Entries from a visual dataset:
--- Begin ---

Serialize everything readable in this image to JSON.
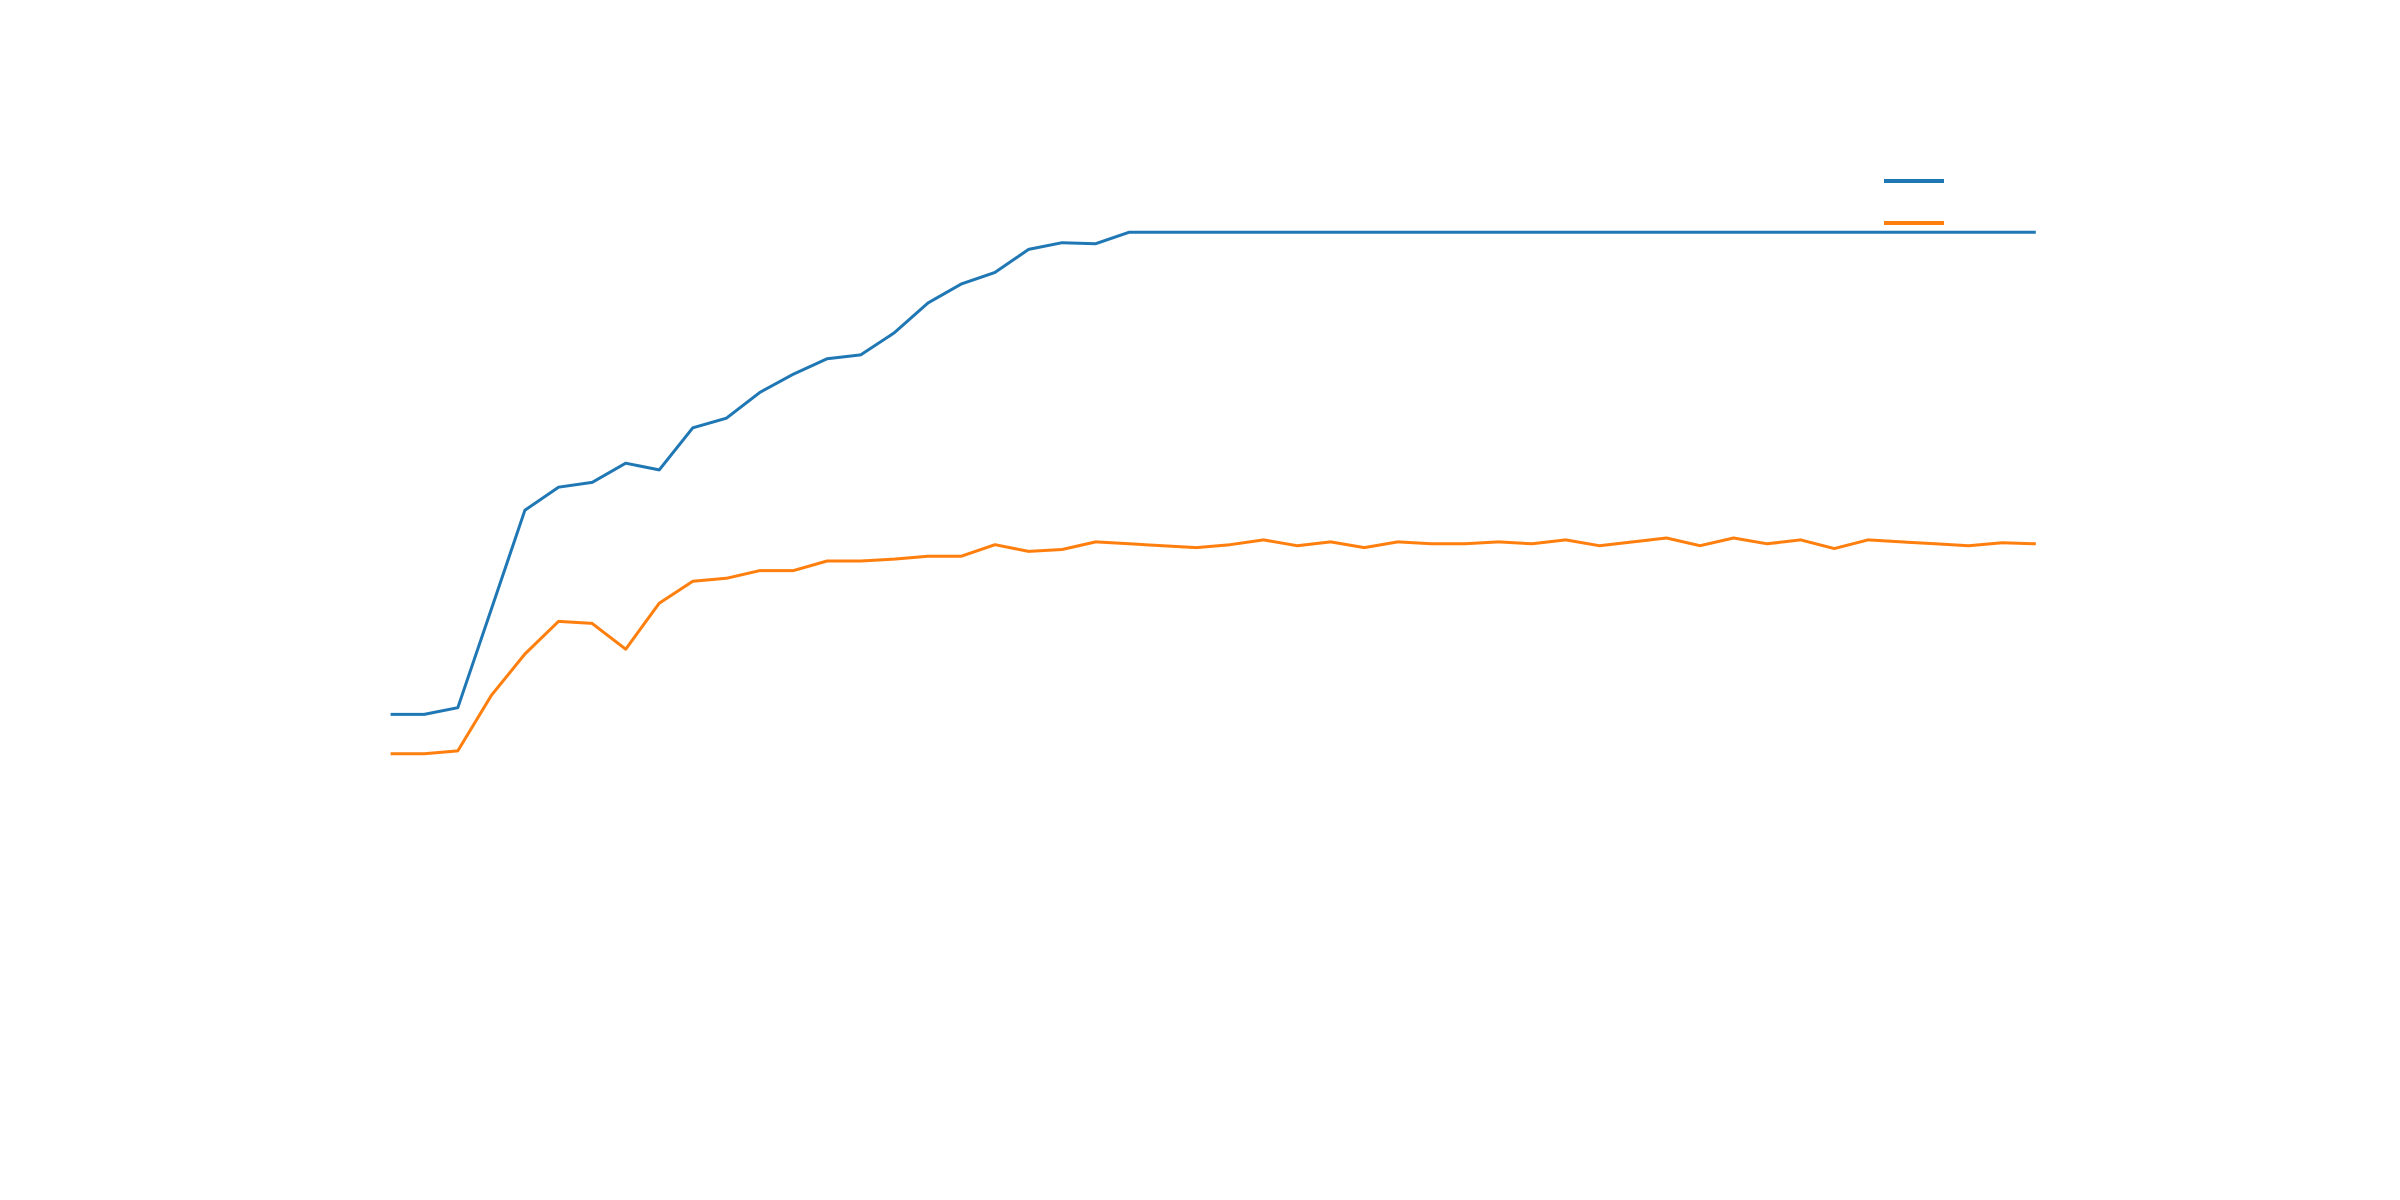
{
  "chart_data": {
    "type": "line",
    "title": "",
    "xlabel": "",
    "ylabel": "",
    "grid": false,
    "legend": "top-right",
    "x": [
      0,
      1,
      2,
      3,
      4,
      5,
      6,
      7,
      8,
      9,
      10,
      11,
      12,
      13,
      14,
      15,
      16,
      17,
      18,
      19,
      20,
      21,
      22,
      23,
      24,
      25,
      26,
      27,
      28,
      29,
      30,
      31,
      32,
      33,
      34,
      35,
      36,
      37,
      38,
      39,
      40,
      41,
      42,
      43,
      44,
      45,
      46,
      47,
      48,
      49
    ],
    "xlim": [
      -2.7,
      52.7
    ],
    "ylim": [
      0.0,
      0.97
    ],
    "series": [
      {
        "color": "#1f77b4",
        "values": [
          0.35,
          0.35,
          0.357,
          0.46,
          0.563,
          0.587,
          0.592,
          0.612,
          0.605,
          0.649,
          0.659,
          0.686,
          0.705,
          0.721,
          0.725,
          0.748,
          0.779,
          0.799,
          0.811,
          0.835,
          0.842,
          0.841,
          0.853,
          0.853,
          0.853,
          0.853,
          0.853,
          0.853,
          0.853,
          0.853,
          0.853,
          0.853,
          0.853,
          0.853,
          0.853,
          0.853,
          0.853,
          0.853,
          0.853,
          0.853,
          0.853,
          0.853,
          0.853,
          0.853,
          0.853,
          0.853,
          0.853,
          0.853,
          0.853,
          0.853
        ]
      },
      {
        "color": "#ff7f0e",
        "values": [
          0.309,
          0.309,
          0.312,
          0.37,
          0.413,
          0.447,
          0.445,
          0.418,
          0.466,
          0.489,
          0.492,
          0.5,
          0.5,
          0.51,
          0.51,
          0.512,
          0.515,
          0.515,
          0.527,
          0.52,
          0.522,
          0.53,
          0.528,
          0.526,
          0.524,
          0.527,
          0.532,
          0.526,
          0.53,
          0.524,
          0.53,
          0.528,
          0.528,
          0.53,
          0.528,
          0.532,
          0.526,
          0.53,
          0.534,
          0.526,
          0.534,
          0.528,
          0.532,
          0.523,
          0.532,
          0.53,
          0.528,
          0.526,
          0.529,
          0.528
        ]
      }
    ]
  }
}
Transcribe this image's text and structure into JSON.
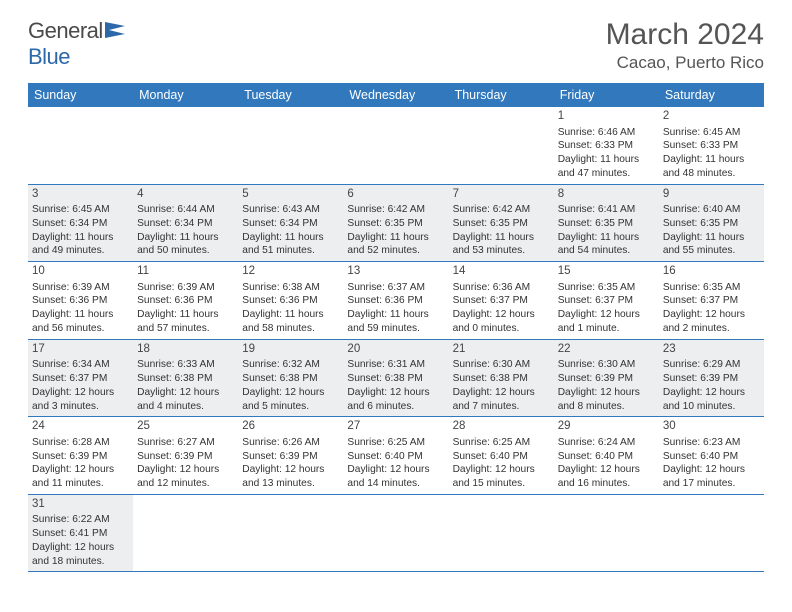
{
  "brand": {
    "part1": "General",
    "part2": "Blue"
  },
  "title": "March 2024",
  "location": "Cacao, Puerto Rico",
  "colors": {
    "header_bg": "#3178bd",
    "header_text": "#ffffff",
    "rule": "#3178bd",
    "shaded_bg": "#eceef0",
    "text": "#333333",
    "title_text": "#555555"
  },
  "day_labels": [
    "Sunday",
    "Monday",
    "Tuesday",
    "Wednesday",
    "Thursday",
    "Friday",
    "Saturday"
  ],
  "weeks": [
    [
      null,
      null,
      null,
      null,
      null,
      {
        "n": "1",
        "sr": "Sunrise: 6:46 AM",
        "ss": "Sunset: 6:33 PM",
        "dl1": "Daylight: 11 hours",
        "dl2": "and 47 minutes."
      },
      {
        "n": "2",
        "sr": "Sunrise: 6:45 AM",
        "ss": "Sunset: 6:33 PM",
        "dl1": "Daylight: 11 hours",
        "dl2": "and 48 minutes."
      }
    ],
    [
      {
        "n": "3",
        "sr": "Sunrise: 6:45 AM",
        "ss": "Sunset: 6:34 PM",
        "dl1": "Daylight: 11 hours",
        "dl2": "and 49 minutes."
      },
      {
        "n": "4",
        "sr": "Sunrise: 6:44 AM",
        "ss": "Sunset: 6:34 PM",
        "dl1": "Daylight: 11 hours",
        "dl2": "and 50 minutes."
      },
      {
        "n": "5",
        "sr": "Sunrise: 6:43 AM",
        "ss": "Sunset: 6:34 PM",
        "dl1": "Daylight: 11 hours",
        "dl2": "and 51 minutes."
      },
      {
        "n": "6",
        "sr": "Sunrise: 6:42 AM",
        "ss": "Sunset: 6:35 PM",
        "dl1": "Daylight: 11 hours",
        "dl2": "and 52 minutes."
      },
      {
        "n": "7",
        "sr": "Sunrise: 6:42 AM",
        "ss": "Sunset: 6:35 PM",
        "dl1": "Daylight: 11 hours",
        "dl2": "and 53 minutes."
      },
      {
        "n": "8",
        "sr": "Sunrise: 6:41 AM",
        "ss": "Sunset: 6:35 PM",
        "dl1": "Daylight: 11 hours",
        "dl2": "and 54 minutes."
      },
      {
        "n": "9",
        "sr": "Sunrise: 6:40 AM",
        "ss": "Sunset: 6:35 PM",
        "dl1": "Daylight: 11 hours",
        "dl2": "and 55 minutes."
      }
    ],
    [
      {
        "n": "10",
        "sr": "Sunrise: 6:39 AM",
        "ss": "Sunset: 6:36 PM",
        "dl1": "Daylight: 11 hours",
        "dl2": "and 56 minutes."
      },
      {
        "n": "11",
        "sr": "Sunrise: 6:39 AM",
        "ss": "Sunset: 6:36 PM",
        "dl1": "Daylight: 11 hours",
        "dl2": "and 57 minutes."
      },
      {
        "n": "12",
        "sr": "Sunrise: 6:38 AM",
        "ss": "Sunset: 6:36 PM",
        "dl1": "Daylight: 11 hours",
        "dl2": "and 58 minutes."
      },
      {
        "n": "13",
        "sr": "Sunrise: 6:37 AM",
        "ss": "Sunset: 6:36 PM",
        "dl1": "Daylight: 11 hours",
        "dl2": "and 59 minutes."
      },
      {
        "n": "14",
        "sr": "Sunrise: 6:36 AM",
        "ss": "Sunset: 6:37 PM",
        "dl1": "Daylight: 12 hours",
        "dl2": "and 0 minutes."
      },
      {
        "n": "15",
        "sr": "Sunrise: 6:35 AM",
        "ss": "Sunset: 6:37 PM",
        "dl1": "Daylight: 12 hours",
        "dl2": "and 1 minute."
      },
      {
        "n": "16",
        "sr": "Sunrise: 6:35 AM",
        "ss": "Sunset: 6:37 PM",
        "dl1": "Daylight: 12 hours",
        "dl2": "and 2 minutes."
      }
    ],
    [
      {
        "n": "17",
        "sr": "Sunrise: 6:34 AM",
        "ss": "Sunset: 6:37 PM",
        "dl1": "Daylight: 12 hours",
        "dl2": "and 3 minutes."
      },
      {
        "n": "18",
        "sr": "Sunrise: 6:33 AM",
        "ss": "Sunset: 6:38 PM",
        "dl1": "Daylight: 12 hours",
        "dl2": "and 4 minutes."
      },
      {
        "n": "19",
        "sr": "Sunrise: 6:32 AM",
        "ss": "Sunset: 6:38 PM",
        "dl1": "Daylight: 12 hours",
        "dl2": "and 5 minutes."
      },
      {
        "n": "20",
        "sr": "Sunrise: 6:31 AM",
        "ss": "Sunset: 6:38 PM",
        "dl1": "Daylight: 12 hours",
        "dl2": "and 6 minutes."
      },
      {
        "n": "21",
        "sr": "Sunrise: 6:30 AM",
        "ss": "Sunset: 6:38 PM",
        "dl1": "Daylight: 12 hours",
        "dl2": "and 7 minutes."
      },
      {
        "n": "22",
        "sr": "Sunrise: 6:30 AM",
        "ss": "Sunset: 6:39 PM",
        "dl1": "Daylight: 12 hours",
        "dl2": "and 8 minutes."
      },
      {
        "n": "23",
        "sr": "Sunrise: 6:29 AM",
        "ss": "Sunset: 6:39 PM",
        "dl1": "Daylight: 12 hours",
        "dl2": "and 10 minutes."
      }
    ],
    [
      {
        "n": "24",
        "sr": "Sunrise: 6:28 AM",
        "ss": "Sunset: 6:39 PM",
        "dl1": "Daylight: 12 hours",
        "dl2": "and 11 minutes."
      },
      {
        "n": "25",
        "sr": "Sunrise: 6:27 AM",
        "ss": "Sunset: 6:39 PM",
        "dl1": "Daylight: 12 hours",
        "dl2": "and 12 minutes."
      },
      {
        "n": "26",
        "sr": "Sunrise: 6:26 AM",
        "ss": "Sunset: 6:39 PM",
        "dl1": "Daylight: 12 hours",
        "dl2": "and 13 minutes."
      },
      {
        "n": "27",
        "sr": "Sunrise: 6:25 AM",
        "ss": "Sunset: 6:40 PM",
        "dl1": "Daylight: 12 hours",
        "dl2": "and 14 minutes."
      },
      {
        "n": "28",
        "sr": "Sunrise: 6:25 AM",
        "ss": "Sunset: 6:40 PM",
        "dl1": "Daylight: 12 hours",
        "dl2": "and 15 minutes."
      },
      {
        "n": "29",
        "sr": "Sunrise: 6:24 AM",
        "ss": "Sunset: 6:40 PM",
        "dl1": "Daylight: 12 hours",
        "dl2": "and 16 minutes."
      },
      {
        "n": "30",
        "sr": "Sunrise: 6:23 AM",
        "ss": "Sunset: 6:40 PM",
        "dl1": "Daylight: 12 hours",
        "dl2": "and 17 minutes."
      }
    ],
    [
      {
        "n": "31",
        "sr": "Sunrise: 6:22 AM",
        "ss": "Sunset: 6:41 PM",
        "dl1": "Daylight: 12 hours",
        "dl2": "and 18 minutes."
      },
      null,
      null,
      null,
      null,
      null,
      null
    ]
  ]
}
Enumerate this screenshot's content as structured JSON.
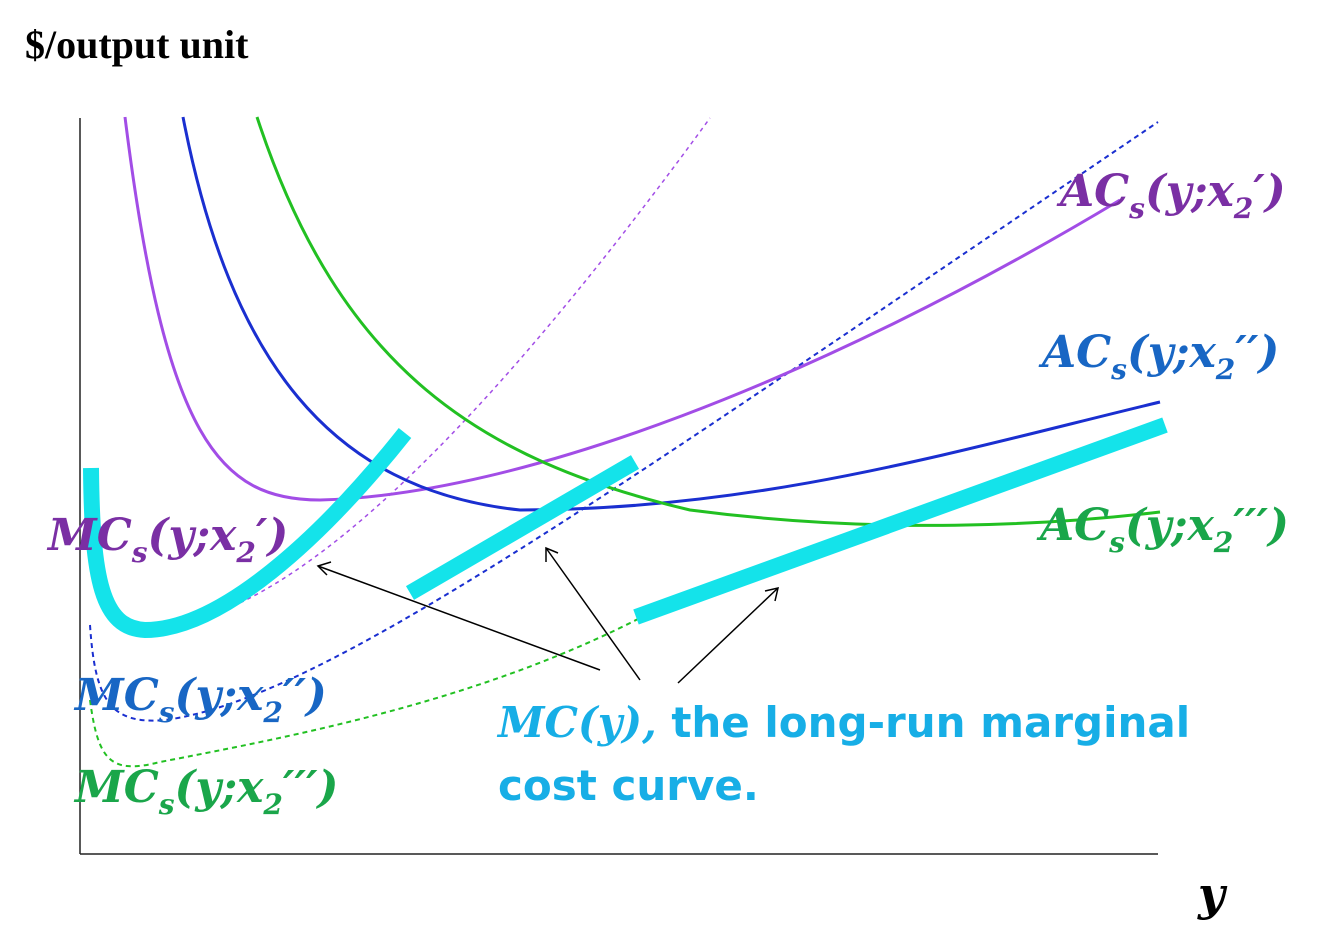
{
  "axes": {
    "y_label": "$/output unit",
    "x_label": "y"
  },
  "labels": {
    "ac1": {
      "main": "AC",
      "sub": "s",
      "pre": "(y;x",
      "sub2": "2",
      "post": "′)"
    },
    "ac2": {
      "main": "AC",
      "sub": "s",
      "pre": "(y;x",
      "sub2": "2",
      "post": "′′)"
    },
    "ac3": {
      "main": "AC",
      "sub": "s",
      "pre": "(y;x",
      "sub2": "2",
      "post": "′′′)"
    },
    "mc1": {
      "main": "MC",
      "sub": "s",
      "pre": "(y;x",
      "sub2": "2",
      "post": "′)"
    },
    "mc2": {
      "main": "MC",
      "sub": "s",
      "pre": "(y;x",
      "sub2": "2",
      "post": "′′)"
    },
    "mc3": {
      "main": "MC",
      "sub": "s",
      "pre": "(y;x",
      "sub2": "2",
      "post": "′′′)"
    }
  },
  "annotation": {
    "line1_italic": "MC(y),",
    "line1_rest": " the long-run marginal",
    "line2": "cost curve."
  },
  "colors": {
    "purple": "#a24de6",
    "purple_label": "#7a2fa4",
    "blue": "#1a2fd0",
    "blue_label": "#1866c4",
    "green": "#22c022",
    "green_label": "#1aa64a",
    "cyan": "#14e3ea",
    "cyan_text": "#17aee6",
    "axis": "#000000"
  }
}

--- End ---

Each line of the data that includes the word "JSON" counts once; report the total and nothing more.

3